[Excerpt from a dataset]
---

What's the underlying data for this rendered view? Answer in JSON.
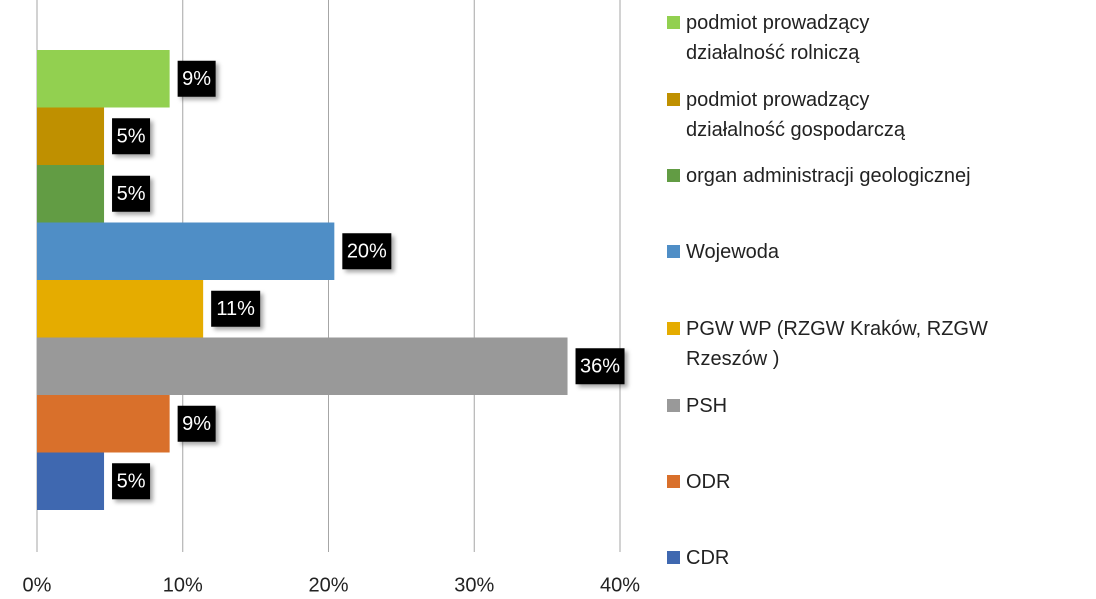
{
  "chart_data": {
    "type": "hbar",
    "series": [
      {
        "name": "podmiot prowadzący działalność rolniczą",
        "color": "#92d050",
        "values": [
          9.1
        ],
        "value_labels": [
          "9%"
        ]
      },
      {
        "name": "podmiot prowadzący działalność gospodarczą",
        "color": "#bf9000",
        "values": [
          4.6
        ],
        "value_labels": [
          "5%"
        ]
      },
      {
        "name": "organ administracji geologicznej",
        "color": "#629c44",
        "values": [
          4.6
        ],
        "value_labels": [
          "5%"
        ]
      },
      {
        "name": "Wojewoda",
        "color": "#4f8ec6",
        "values": [
          20.4
        ],
        "value_labels": [
          "20%"
        ]
      },
      {
        "name": "PGW WP (RZGW Kraków, RZGW Rzeszów )",
        "color": "#e5ac00",
        "values": [
          11.4
        ],
        "value_labels": [
          "11%"
        ]
      },
      {
        "name": "PSH",
        "color": "#999999",
        "values": [
          36.4
        ],
        "value_labels": [
          "36%"
        ]
      },
      {
        "name": "ODR",
        "color": "#d9702b",
        "values": [
          9.1
        ],
        "value_labels": [
          "9%"
        ]
      },
      {
        "name": "CDR",
        "color": "#3f68b0",
        "values": [
          4.6
        ],
        "value_labels": [
          "5%"
        ]
      }
    ],
    "xlim": [
      0,
      40
    ],
    "xticks": [
      {
        "value": 0,
        "label": "0%"
      },
      {
        "value": 10,
        "label": "10%"
      },
      {
        "value": 20,
        "label": "20%"
      },
      {
        "value": 30,
        "label": "30%"
      },
      {
        "value": 40,
        "label": "40%"
      }
    ],
    "grid": true,
    "legend": "right"
  }
}
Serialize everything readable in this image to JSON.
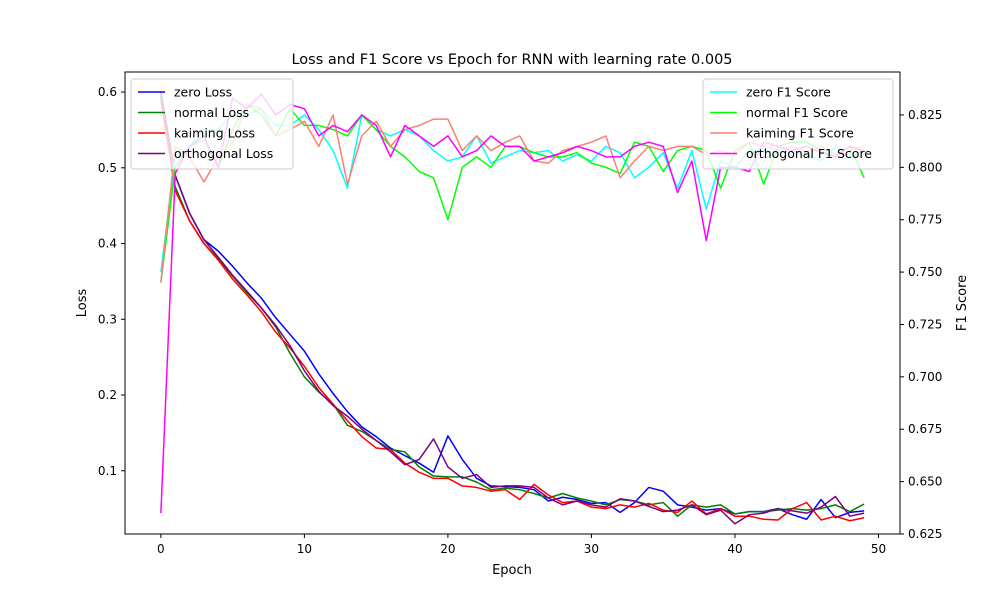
{
  "chart_data": {
    "type": "line",
    "title": "Loss and F1 Score vs Epoch for RNN with learning rate 0.005",
    "xlabel": "Epoch",
    "ylabel_left": "Loss",
    "ylabel_right": "F1 Score",
    "xlim": [
      -2.5,
      51.5
    ],
    "ylim_left": [
      0.0165,
      0.6265
    ],
    "ylim_right": [
      0.625,
      0.8455
    ],
    "x_ticks": [
      0,
      10,
      20,
      30,
      40,
      50
    ],
    "y_ticks_left": [
      0.1,
      0.2,
      0.3,
      0.4,
      0.5,
      0.6
    ],
    "y_ticks_right": [
      0.625,
      0.65,
      0.675,
      0.7,
      0.725,
      0.75,
      0.775,
      0.8,
      0.825
    ],
    "grid": false,
    "legend_left_placement": "upper-left",
    "legend_right_placement": "upper-right",
    "loss_series": [
      {
        "name": "zero Loss",
        "color": "#0000ff",
        "values": [
          0.6,
          0.49,
          0.44,
          0.405,
          0.39,
          0.37,
          0.348,
          0.328,
          0.302,
          0.28,
          0.258,
          0.228,
          0.202,
          0.178,
          0.158,
          0.145,
          0.13,
          0.12,
          0.11,
          0.098,
          0.146,
          0.115,
          0.09,
          0.08,
          0.079,
          0.078,
          0.075,
          0.06,
          0.065,
          0.062,
          0.057,
          0.058,
          0.045,
          0.058,
          0.078,
          0.073,
          0.055,
          0.052,
          0.048,
          0.05,
          0.043,
          0.046,
          0.046,
          0.05,
          0.042,
          0.036,
          0.062,
          0.038,
          0.045,
          0.047
        ]
      },
      {
        "name": "normal Loss",
        "color": "#008000",
        "values": [
          0.595,
          0.475,
          0.43,
          0.4,
          0.38,
          0.357,
          0.335,
          0.315,
          0.29,
          0.255,
          0.224,
          0.204,
          0.188,
          0.16,
          0.152,
          0.14,
          0.128,
          0.125,
          0.105,
          0.093,
          0.092,
          0.092,
          0.085,
          0.075,
          0.077,
          0.075,
          0.07,
          0.064,
          0.07,
          0.064,
          0.06,
          0.055,
          0.062,
          0.06,
          0.055,
          0.058,
          0.04,
          0.055,
          0.052,
          0.055,
          0.043,
          0.046,
          0.046,
          0.048,
          0.05,
          0.048,
          0.05,
          0.055,
          0.046,
          0.056
        ]
      },
      {
        "name": "kaiming Loss",
        "color": "#ff0000",
        "values": [
          0.59,
          0.47,
          0.43,
          0.4,
          0.378,
          0.353,
          0.332,
          0.31,
          0.283,
          0.262,
          0.238,
          0.21,
          0.188,
          0.166,
          0.145,
          0.13,
          0.128,
          0.11,
          0.098,
          0.09,
          0.09,
          0.08,
          0.078,
          0.073,
          0.075,
          0.062,
          0.082,
          0.068,
          0.058,
          0.06,
          0.052,
          0.05,
          0.055,
          0.052,
          0.057,
          0.048,
          0.045,
          0.06,
          0.043,
          0.05,
          0.04,
          0.04,
          0.036,
          0.035,
          0.05,
          0.058,
          0.035,
          0.04,
          0.034,
          0.038
        ]
      },
      {
        "name": "orthogonal Loss",
        "color": "#800080",
        "values": [
          0.6,
          0.49,
          0.44,
          0.405,
          0.382,
          0.358,
          0.337,
          0.315,
          0.292,
          0.265,
          0.232,
          0.205,
          0.186,
          0.172,
          0.155,
          0.14,
          0.125,
          0.108,
          0.115,
          0.142,
          0.105,
          0.09,
          0.095,
          0.078,
          0.08,
          0.08,
          0.078,
          0.064,
          0.055,
          0.06,
          0.055,
          0.052,
          0.063,
          0.06,
          0.053,
          0.046,
          0.048,
          0.055,
          0.042,
          0.048,
          0.03,
          0.042,
          0.044,
          0.05,
          0.047,
          0.044,
          0.052,
          0.066,
          0.04,
          0.044
        ]
      }
    ],
    "f1_series": [
      {
        "name": "zero F1 Score",
        "color": "#00ffff",
        "values": [
          0.75,
          0.805,
          0.81,
          0.818,
          0.818,
          0.825,
          0.825,
          0.828,
          0.82,
          0.82,
          0.825,
          0.818,
          0.808,
          0.79,
          0.825,
          0.818,
          0.815,
          0.818,
          0.815,
          0.808,
          0.803,
          0.805,
          0.815,
          0.802,
          0.805,
          0.808,
          0.807,
          0.808,
          0.803,
          0.806,
          0.803,
          0.81,
          0.807,
          0.795,
          0.8,
          0.807,
          0.79,
          0.808,
          0.78,
          0.803,
          0.8,
          0.808,
          0.808,
          0.807,
          0.808,
          0.806,
          0.803,
          0.81,
          0.805,
          0.808
        ]
      },
      {
        "name": "normal F1 Score",
        "color": "#00ff00",
        "values": [
          0.745,
          0.8,
          0.81,
          0.813,
          0.8,
          0.818,
          0.83,
          0.825,
          0.815,
          0.828,
          0.82,
          0.82,
          0.818,
          0.815,
          0.825,
          0.818,
          0.81,
          0.805,
          0.798,
          0.795,
          0.775,
          0.8,
          0.805,
          0.8,
          0.81,
          0.81,
          0.807,
          0.805,
          0.805,
          0.807,
          0.802,
          0.8,
          0.797,
          0.812,
          0.81,
          0.798,
          0.808,
          0.81,
          0.808,
          0.79,
          0.808,
          0.812,
          0.792,
          0.81,
          0.812,
          0.812,
          0.808,
          0.805,
          0.81,
          0.795
        ]
      },
      {
        "name": "kaiming F1 Score",
        "color": "#fa8072",
        "values": [
          0.745,
          0.81,
          0.805,
          0.793,
          0.805,
          0.812,
          0.83,
          0.828,
          0.815,
          0.818,
          0.822,
          0.81,
          0.825,
          0.792,
          0.815,
          0.822,
          0.81,
          0.818,
          0.82,
          0.823,
          0.823,
          0.808,
          0.815,
          0.808,
          0.812,
          0.815,
          0.803,
          0.802,
          0.808,
          0.81,
          0.812,
          0.815,
          0.795,
          0.803,
          0.81,
          0.808,
          0.81,
          0.81,
          0.806,
          0.808,
          0.806,
          0.812,
          0.81,
          0.808,
          0.81,
          0.807,
          0.81,
          0.806,
          0.808,
          0.81
        ]
      },
      {
        "name": "orthogonal F1 Score",
        "color": "#ff00ff",
        "values": [
          0.635,
          0.797,
          0.81,
          0.815,
          0.8,
          0.833,
          0.828,
          0.835,
          0.825,
          0.83,
          0.828,
          0.815,
          0.82,
          0.817,
          0.825,
          0.82,
          0.805,
          0.82,
          0.815,
          0.81,
          0.815,
          0.805,
          0.808,
          0.815,
          0.81,
          0.81,
          0.803,
          0.805,
          0.807,
          0.81,
          0.808,
          0.805,
          0.805,
          0.81,
          0.812,
          0.81,
          0.788,
          0.803,
          0.765,
          0.8,
          0.8,
          0.798,
          0.812,
          0.81,
          0.808,
          0.81,
          0.807,
          0.805,
          0.81,
          0.808
        ]
      }
    ]
  }
}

---

• Goal: Write out every line of the listing that holds the word "Epoch".

• Output of the exercise:
    "title": "Loss and F1 Score vs Epoch for RNN with learning rate 0.005",
    "xlabel": "Epoch",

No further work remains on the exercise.